* start ITEMS *

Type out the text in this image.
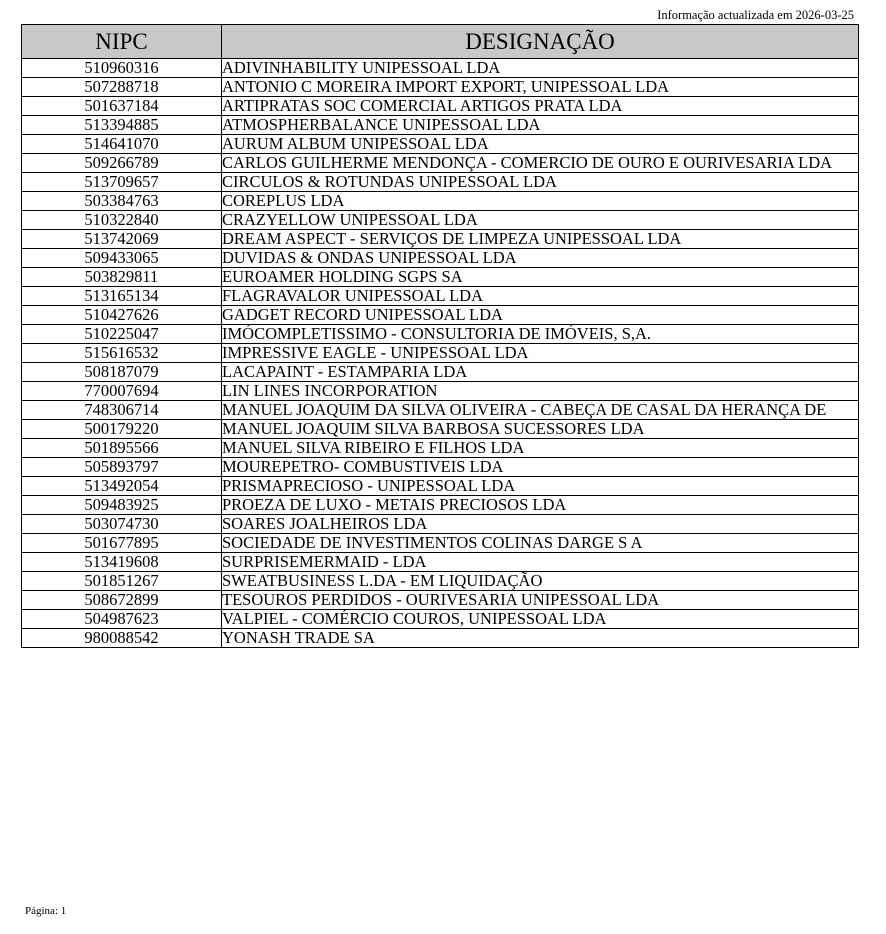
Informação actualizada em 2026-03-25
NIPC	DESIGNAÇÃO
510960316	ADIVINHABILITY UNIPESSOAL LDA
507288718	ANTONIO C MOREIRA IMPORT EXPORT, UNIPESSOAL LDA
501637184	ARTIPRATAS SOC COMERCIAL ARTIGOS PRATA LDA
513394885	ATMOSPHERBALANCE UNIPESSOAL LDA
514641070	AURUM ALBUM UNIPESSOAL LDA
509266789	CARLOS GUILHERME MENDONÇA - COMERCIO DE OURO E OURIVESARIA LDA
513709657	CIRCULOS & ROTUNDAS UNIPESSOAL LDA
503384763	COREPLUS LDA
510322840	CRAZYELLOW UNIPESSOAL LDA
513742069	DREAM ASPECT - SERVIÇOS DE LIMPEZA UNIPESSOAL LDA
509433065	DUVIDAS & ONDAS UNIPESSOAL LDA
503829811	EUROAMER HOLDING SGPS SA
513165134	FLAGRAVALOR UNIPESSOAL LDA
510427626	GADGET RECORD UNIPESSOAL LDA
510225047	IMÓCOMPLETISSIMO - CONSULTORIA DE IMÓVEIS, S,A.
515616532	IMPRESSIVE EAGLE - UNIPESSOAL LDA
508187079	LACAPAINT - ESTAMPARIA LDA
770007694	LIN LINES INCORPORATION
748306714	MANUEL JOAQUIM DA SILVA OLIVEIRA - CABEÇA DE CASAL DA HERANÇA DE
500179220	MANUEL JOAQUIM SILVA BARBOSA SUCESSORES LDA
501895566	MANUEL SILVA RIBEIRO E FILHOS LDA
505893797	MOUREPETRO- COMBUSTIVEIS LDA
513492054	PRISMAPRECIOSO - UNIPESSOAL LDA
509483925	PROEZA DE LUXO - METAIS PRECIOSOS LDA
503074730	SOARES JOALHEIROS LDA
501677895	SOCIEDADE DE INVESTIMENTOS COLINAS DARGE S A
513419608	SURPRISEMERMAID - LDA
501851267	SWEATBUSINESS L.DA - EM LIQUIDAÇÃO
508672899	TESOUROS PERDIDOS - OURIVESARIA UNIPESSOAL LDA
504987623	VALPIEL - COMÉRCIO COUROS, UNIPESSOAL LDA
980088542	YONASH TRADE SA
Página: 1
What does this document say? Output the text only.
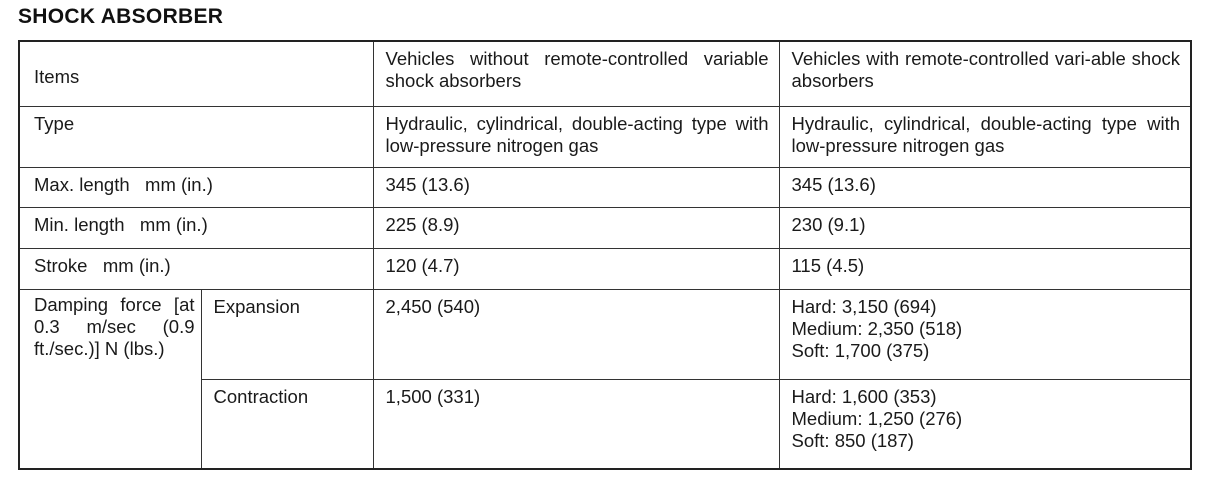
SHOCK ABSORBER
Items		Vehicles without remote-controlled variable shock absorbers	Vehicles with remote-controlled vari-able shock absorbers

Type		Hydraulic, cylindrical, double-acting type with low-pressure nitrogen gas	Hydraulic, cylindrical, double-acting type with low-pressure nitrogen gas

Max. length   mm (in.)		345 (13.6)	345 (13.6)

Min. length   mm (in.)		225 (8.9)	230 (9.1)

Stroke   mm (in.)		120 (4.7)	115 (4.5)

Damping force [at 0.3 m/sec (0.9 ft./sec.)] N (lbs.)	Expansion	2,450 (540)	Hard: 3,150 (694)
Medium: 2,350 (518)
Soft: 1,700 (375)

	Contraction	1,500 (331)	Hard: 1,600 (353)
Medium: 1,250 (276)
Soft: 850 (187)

* end ITEMS *

→ OBJECTIVE
Extract from the material all lines containing the string "JOAQUIM".

→ FINAL ANSWER
748306714	MANUEL JOAQUIM DA SILVA OLIVEIRA - CABEÇA DE CASAL DA HERANÇA DE
500179220	MANUEL JOAQUIM SILVA BARBOSA SUCESSORES LDA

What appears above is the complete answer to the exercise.